Reproduce every line of these records precisely as given, omitting the pictures from your answer.

++++ RECORDS FOR THE TASK ++++

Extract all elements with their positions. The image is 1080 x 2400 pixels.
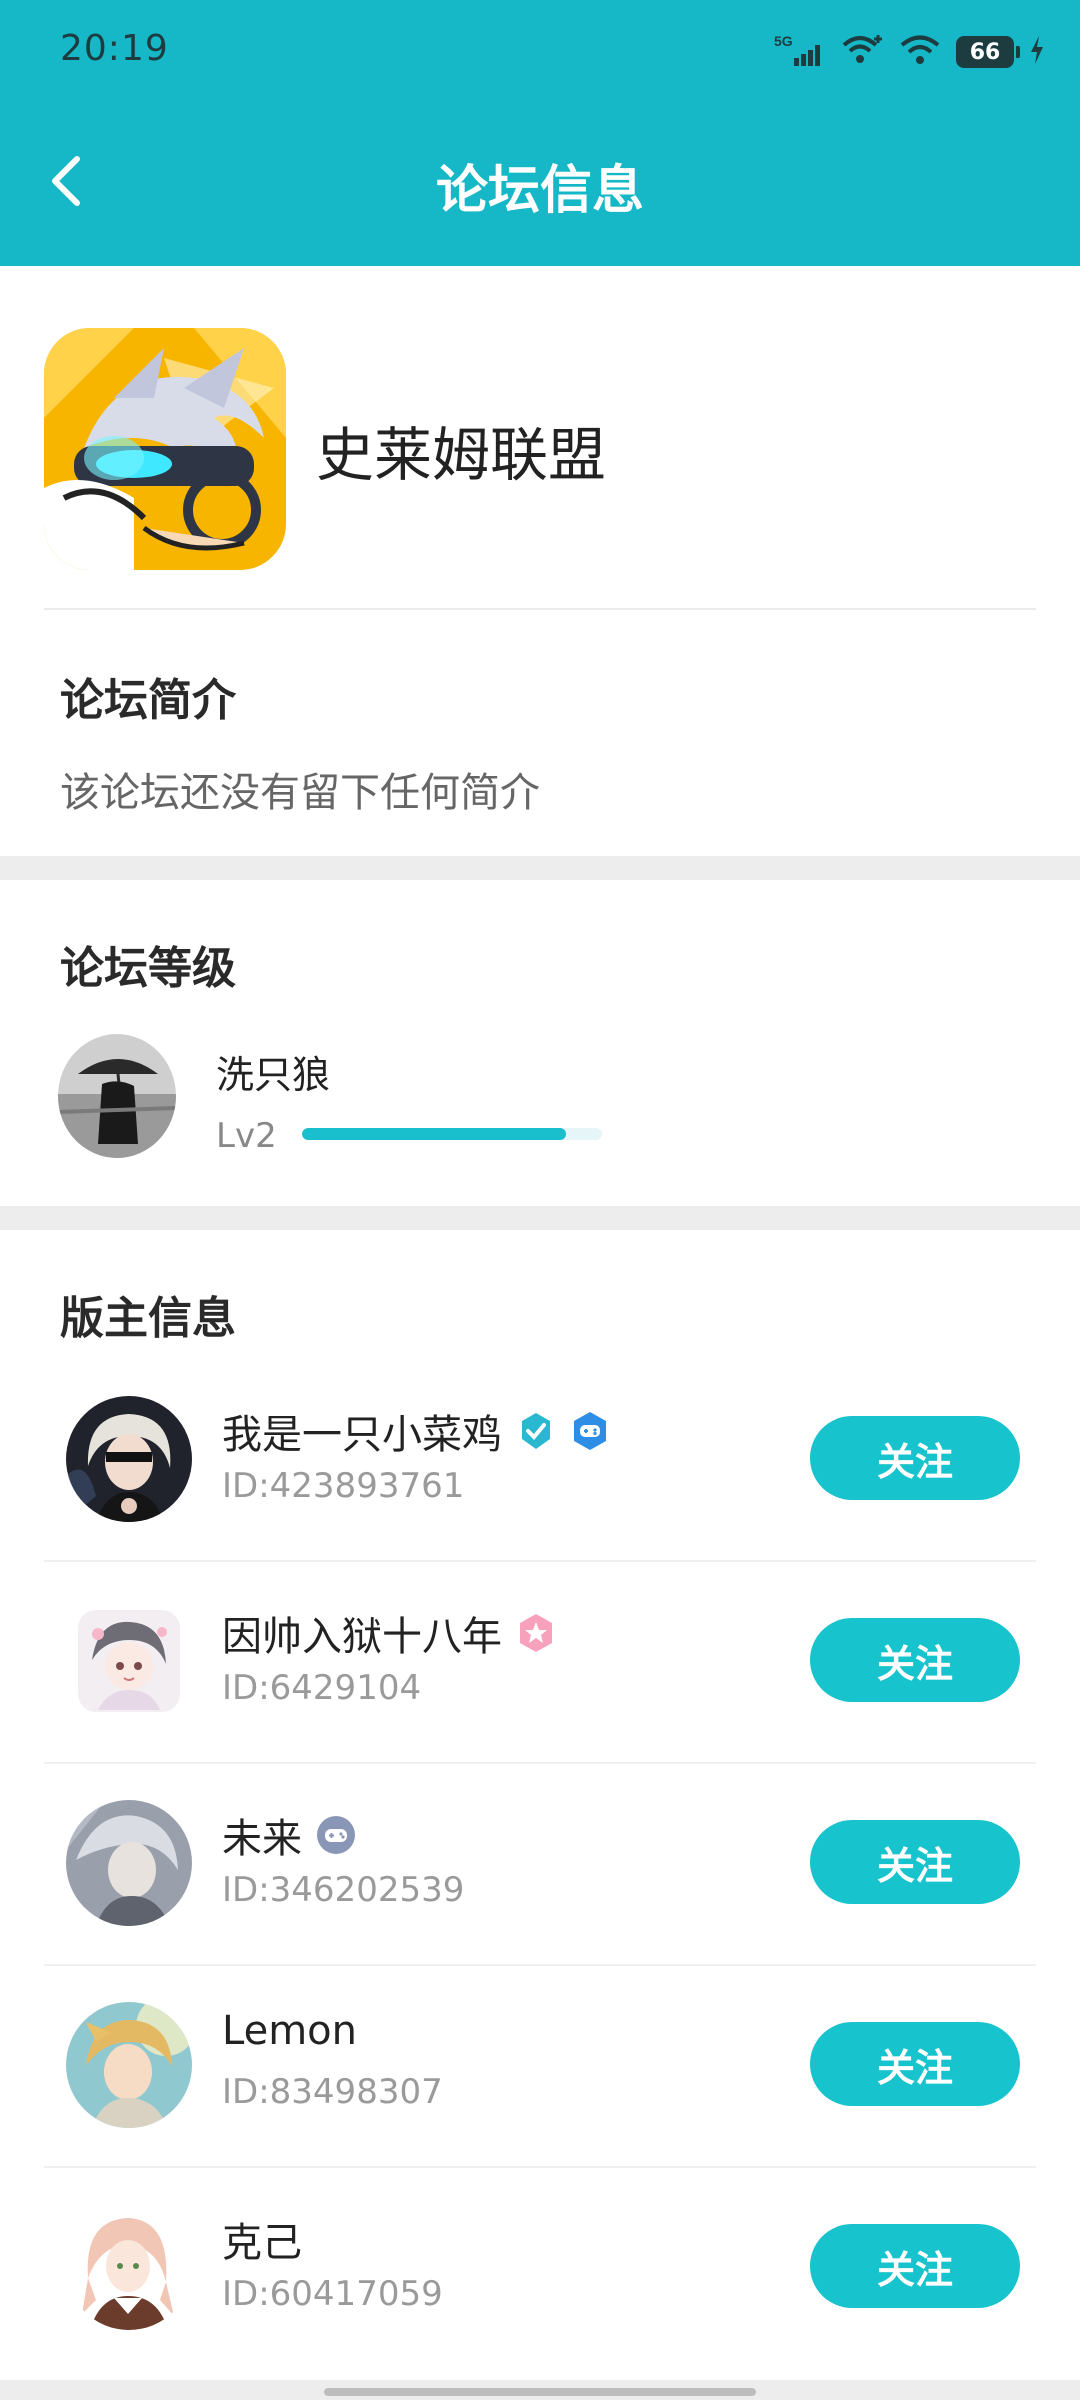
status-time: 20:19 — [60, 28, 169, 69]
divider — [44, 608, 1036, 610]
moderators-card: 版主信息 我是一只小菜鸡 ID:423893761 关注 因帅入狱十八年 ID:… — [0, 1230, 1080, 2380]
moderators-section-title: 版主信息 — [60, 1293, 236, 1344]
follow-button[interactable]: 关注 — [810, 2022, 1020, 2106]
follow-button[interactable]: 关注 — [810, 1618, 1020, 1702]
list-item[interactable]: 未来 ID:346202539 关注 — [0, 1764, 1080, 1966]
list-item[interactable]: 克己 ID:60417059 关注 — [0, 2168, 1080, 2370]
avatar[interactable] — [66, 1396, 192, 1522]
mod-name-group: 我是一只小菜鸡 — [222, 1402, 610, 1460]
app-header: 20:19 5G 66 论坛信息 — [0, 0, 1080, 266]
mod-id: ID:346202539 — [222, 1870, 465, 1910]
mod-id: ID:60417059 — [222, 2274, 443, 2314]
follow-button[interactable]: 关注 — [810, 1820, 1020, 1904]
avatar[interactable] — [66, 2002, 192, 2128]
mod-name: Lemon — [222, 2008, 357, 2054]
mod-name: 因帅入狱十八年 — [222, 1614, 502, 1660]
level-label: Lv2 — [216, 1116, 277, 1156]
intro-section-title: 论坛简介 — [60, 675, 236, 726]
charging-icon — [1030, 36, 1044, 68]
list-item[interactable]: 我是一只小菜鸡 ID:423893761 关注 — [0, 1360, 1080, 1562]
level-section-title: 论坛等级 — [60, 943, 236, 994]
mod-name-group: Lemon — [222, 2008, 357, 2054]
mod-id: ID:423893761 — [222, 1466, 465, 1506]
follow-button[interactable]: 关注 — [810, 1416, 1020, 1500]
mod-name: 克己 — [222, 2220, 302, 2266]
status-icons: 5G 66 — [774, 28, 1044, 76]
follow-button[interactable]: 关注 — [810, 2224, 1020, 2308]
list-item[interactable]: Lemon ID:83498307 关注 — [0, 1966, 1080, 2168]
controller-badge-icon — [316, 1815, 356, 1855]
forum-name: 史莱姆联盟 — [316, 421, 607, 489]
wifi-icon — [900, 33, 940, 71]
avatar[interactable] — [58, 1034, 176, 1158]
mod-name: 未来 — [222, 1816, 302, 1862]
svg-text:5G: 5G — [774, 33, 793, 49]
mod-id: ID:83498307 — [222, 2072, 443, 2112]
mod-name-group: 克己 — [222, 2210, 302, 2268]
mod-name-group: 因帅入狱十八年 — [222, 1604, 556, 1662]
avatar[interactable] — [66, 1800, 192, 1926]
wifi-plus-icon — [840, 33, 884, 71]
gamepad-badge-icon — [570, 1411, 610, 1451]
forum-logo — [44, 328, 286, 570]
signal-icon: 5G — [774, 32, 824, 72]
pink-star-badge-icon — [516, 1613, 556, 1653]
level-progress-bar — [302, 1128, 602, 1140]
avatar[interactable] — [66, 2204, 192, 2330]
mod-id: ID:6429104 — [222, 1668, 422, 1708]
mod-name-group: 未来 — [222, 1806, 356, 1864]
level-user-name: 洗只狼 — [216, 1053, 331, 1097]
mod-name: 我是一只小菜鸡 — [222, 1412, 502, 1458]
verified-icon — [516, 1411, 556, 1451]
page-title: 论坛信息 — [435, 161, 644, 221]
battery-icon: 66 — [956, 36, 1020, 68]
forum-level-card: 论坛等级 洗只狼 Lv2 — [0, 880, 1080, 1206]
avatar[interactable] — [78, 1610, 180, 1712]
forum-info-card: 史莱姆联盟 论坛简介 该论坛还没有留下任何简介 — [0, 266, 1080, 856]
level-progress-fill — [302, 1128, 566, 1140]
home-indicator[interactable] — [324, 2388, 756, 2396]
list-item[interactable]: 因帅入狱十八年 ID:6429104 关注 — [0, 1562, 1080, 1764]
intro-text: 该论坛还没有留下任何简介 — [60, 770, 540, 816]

++++

EXERCISE OUTPUT:
Extract all elements with their positions. The image is 1080 x 2400 pixels.
status-time: 20:19 — [60, 28, 169, 69]
divider — [44, 608, 1036, 610]
moderators-card: 版主信息 我是一只小菜鸡 ID:423893761 关注 因帅入狱十八年 ID:… — [0, 1230, 1080, 2380]
moderators-section-title: 版主信息 — [60, 1293, 236, 1344]
follow-button[interactable]: 关注 — [810, 2022, 1020, 2106]
follow-button[interactable]: 关注 — [810, 1618, 1020, 1702]
list-item[interactable]: 未来 ID:346202539 关注 — [0, 1764, 1080, 1966]
list-item[interactable]: 克己 ID:60417059 关注 — [0, 2168, 1080, 2370]
avatar[interactable] — [66, 1396, 192, 1522]
mod-name-group: 我是一只小菜鸡 — [222, 1402, 610, 1460]
app-header: 20:19 5G 66 论坛信息 — [0, 0, 1080, 266]
mod-id: ID:346202539 — [222, 1870, 465, 1910]
mod-id: ID:60417059 — [222, 2274, 443, 2314]
follow-button[interactable]: 关注 — [810, 1820, 1020, 1904]
avatar[interactable] — [66, 2002, 192, 2128]
mod-name: Lemon — [222, 2008, 357, 2054]
mod-name: 因帅入狱十八年 — [222, 1614, 502, 1660]
level-label: Lv2 — [216, 1116, 277, 1156]
intro-section-title: 论坛简介 — [60, 675, 236, 726]
charging-icon — [1030, 36, 1044, 68]
list-item[interactable]: 我是一只小菜鸡 ID:423893761 关注 — [0, 1360, 1080, 1562]
level-section-title: 论坛等级 — [60, 943, 236, 994]
mod-name-group: Lemon — [222, 2008, 357, 2054]
mod-id: ID:423893761 — [222, 1466, 465, 1506]
follow-button[interactable]: 关注 — [810, 1416, 1020, 1500]
mod-name: 克己 — [222, 2220, 302, 2266]
status-icons: 5G 66 — [774, 28, 1044, 76]
follow-button[interactable]: 关注 — [810, 2224, 1020, 2308]
list-item[interactable]: Lemon ID:83498307 关注 — [0, 1966, 1080, 2168]
controller-badge-icon — [316, 1815, 356, 1855]
forum-name: 史莱姆联盟 — [316, 421, 607, 489]
wifi-icon — [900, 33, 940, 71]
avatar[interactable] — [58, 1034, 176, 1158]
mod-name: 未来 — [222, 1816, 302, 1862]
svg-text:5G: 5G — [774, 33, 793, 49]
mod-id: ID:83498307 — [222, 2072, 443, 2112]
mod-name-group: 克己 — [222, 2210, 302, 2268]
mod-name-group: 因帅入狱十八年 — [222, 1604, 556, 1662]
avatar[interactable] — [66, 1800, 192, 1926]
wifi-plus-icon — [840, 33, 884, 71]
gamepad-badge-icon — [570, 1411, 610, 1451]
forum-logo — [44, 328, 286, 570]
signal-icon: 5G — [774, 32, 824, 72]
pink-star-badge-icon — [516, 1613, 556, 1653]
level-progress-bar — [302, 1128, 602, 1140]
avatar[interactable] — [66, 2204, 192, 2330]
mod-id: ID:6429104 — [222, 1668, 422, 1708]
mod-name-group: 未来 — [222, 1806, 356, 1864]
level-user-name: 洗只狼 — [216, 1053, 331, 1097]
mod-name: 我是一只小菜鸡 — [222, 1412, 502, 1458]
verified-icon — [516, 1411, 556, 1451]
page-title: 论坛信息 — [435, 161, 644, 221]
battery-icon: 66 — [956, 36, 1020, 68]
forum-level-card: 论坛等级 洗只狼 Lv2 — [0, 880, 1080, 1206]
avatar[interactable] — [78, 1610, 180, 1712]
forum-info-card: 史莱姆联盟 论坛简介 该论坛还没有留下任何简介 — [0, 266, 1080, 856]
level-progress-fill — [302, 1128, 566, 1140]
home-indicator[interactable] — [324, 2388, 756, 2396]
list-item[interactable]: 因帅入狱十八年 ID:6429104 关注 — [0, 1562, 1080, 1764]
intro-text: 该论坛还没有留下任何简介 — [60, 770, 540, 816]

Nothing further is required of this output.